* GIVEN EXERCISE *
In your copy, leave out the pictures; write out all the data exactly.

[BEGIN]

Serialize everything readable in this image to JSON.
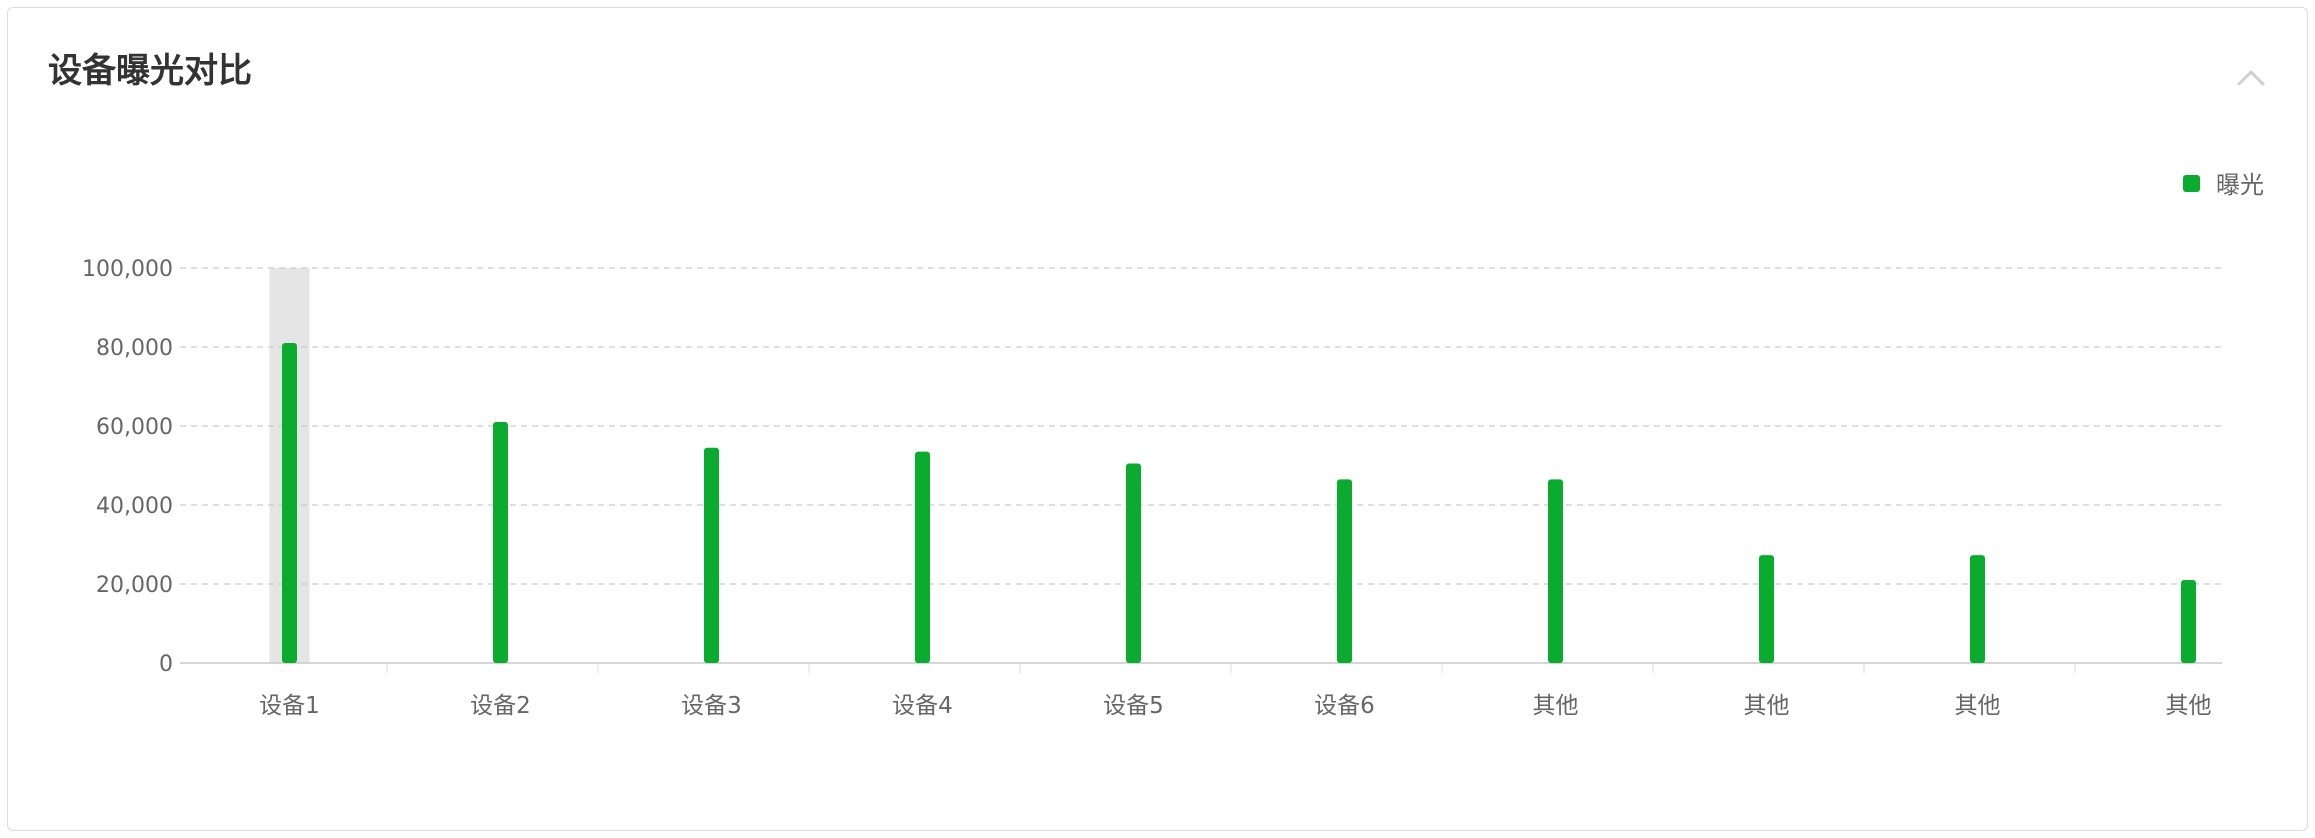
{
  "card": {
    "title": "设备曝光对比",
    "collapse_icon": "chevron-up-icon"
  },
  "colors": {
    "bar": "#0aab2e",
    "highlight": "#e5e5e5",
    "grid": "#cccccc",
    "axis": "#c8c8c8",
    "label": "#666666",
    "title": "#333333"
  },
  "chart_data": {
    "type": "bar",
    "categories": [
      "设备1",
      "设备2",
      "设备3",
      "设备4",
      "设备5",
      "设备6",
      "其他",
      "其他",
      "其他",
      "其他"
    ],
    "series": [
      {
        "name": "曝光",
        "values": [
          81000,
          61000,
          54500,
          53500,
          50500,
          46500,
          46500,
          27300,
          27300,
          21000
        ]
      }
    ],
    "ylim": [
      0,
      100000
    ],
    "yticks": [
      "0",
      "20,000",
      "40,000",
      "60,000",
      "80,000",
      "100,000"
    ],
    "title": "",
    "xlabel": "",
    "ylabel": "",
    "grid": true,
    "legend_position": "top-right",
    "highlighted_category_index": 0
  }
}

[END]

* THE ANSWER *
Serialize everything readable in this image to JSON.
{
  "card": {
    "title": "设备曝光对比",
    "collapse_icon": "chevron-up-icon"
  },
  "colors": {
    "bar": "#0aab2e",
    "highlight": "#e5e5e5",
    "grid": "#cccccc",
    "axis": "#c8c8c8",
    "label": "#666666",
    "title": "#333333"
  },
  "chart_data": {
    "type": "bar",
    "categories": [
      "设备1",
      "设备2",
      "设备3",
      "设备4",
      "设备5",
      "设备6",
      "其他",
      "其他",
      "其他",
      "其他"
    ],
    "series": [
      {
        "name": "曝光",
        "values": [
          81000,
          61000,
          54500,
          53500,
          50500,
          46500,
          46500,
          27300,
          27300,
          21000
        ]
      }
    ],
    "ylim": [
      0,
      100000
    ],
    "yticks": [
      "0",
      "20,000",
      "40,000",
      "60,000",
      "80,000",
      "100,000"
    ],
    "title": "",
    "xlabel": "",
    "ylabel": "",
    "grid": true,
    "legend_position": "top-right",
    "highlighted_category_index": 0
  }
}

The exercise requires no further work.